— Problem requirements —
Return each of the items below line for line with no changes, leaving out the pictures.

— Extracted data —
<<<<

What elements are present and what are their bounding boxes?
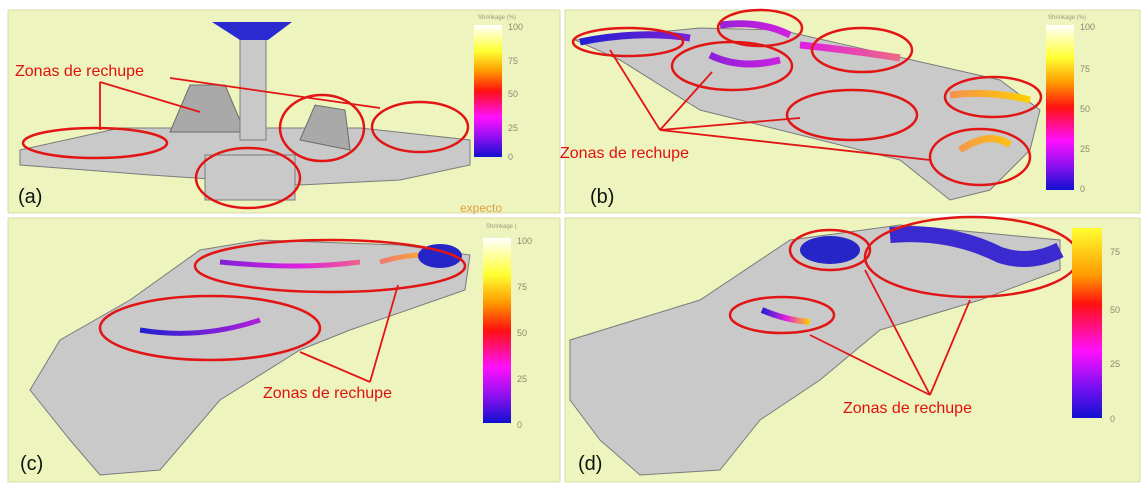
svg-text:25: 25 — [1110, 359, 1120, 369]
svg-text:100: 100 — [1080, 22, 1095, 32]
svg-text:0: 0 — [1110, 414, 1115, 424]
colorbar-b — [1046, 25, 1074, 190]
svg-text:50: 50 — [1110, 305, 1120, 315]
svg-text:25: 25 — [1080, 144, 1090, 154]
annotation-b: Zonas de rechupe — [560, 145, 689, 162]
panel-b: Zonas de rechupe (b) Shrinkage (%) 100 7… — [560, 8, 1141, 214]
svg-text:0: 0 — [1080, 184, 1085, 194]
annotation-d: Zonas de rechupe — [843, 400, 972, 417]
colorbar-ticks-c: 100 75 50 25 0 — [517, 236, 532, 430]
svg-text:50: 50 — [517, 328, 527, 338]
panel-label-d: (d) — [578, 453, 602, 475]
svg-text:75: 75 — [1110, 247, 1120, 257]
svg-text:75: 75 — [508, 56, 518, 66]
svg-text:0: 0 — [508, 152, 513, 162]
colorbar-ticks-b: 100 75 50 25 0 — [1080, 22, 1095, 194]
svg-text:75: 75 — [517, 282, 527, 292]
colorbar-d — [1072, 228, 1102, 418]
panel-label-c: (c) — [20, 453, 43, 475]
panel-c: Zonas de rechupe (c) Shrinkage ( 100 75 … — [7, 217, 561, 483]
sprue-cup — [212, 22, 292, 40]
svg-text:100: 100 — [517, 236, 532, 246]
panel-d: Zonas de rechupe (d) 75 50 25 0 — [564, 215, 1141, 483]
colorbar-title-b: Shrinkage (%) — [1048, 15, 1086, 21]
svg-text:0: 0 — [517, 420, 522, 430]
colorbar-a — [474, 25, 502, 157]
colorbar-title-c: Shrinkage ( — [486, 224, 517, 230]
panel-a: Zonas de rechupe (a) expecto Shrinkage (… — [7, 9, 561, 215]
svg-text:25: 25 — [508, 123, 518, 133]
svg-text:50: 50 — [1080, 104, 1090, 114]
watermark: expecto — [460, 201, 502, 215]
panel-label-a: (a) — [18, 186, 42, 208]
colorbar-c — [483, 238, 511, 423]
svg-text:25: 25 — [517, 374, 527, 384]
svg-text:100: 100 — [508, 22, 523, 32]
svg-text:75: 75 — [1080, 64, 1090, 74]
colorbar-ticks-a: 100 75 50 25 0 — [508, 22, 523, 162]
casting-d — [569, 224, 1061, 476]
colorbar-ticks-d: 75 50 25 0 — [1110, 247, 1120, 424]
colorbar-title-a: Shrinkage (%) — [478, 15, 516, 21]
annotation-a: Zonas de rechupe — [15, 63, 144, 80]
panel-label-b: (b) — [590, 186, 614, 208]
svg-text:50: 50 — [508, 89, 518, 99]
annotation-c: Zonas de rechupe — [263, 385, 392, 402]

>>>>

— Correct result —
What elements are present and what are their bounding boxes?
svg-text:25: 25 — [1110, 359, 1120, 369]
svg-text:100: 100 — [1080, 22, 1095, 32]
svg-text:0: 0 — [1110, 414, 1115, 424]
colorbar-b — [1046, 25, 1074, 190]
svg-text:50: 50 — [1110, 305, 1120, 315]
svg-text:25: 25 — [1080, 144, 1090, 154]
annotation-b: Zonas de rechupe — [560, 145, 689, 162]
panel-b: Zonas de rechupe (b) Shrinkage (%) 100 7… — [560, 8, 1141, 214]
svg-text:0: 0 — [1080, 184, 1085, 194]
annotation-d: Zonas de rechupe — [843, 400, 972, 417]
colorbar-ticks-c: 100 75 50 25 0 — [517, 236, 532, 430]
svg-text:50: 50 — [517, 328, 527, 338]
panel-label-d: (d) — [578, 453, 602, 475]
svg-text:75: 75 — [1110, 247, 1120, 257]
svg-text:75: 75 — [508, 56, 518, 66]
svg-text:0: 0 — [508, 152, 513, 162]
colorbar-ticks-b: 100 75 50 25 0 — [1080, 22, 1095, 194]
svg-text:75: 75 — [517, 282, 527, 292]
colorbar-d — [1072, 228, 1102, 418]
panel-label-c: (c) — [20, 453, 43, 475]
panel-c: Zonas de rechupe (c) Shrinkage ( 100 75 … — [7, 217, 561, 483]
sprue-cup — [212, 22, 292, 40]
svg-text:100: 100 — [517, 236, 532, 246]
panel-d: Zonas de rechupe (d) 75 50 25 0 — [564, 215, 1141, 483]
colorbar-title-b: Shrinkage (%) — [1048, 15, 1086, 21]
svg-text:0: 0 — [517, 420, 522, 430]
colorbar-a — [474, 25, 502, 157]
colorbar-title-c: Shrinkage ( — [486, 224, 517, 230]
panel-a: Zonas de rechupe (a) expecto Shrinkage (… — [7, 9, 561, 215]
svg-text:25: 25 — [508, 123, 518, 133]
svg-text:50: 50 — [1080, 104, 1090, 114]
watermark: expecto — [460, 201, 502, 215]
panel-label-a: (a) — [18, 186, 42, 208]
colorbar-c — [483, 238, 511, 423]
svg-text:25: 25 — [517, 374, 527, 384]
svg-text:100: 100 — [508, 22, 523, 32]
svg-text:75: 75 — [1080, 64, 1090, 74]
colorbar-ticks-a: 100 75 50 25 0 — [508, 22, 523, 162]
casting-d — [569, 224, 1061, 476]
colorbar-ticks-d: 75 50 25 0 — [1110, 247, 1120, 424]
colorbar-title-a: Shrinkage (%) — [478, 15, 516, 21]
annotation-a: Zonas de rechupe — [15, 63, 144, 80]
panel-label-b: (b) — [590, 186, 614, 208]
svg-text:50: 50 — [508, 89, 518, 99]
annotation-c: Zonas de rechupe — [263, 385, 392, 402]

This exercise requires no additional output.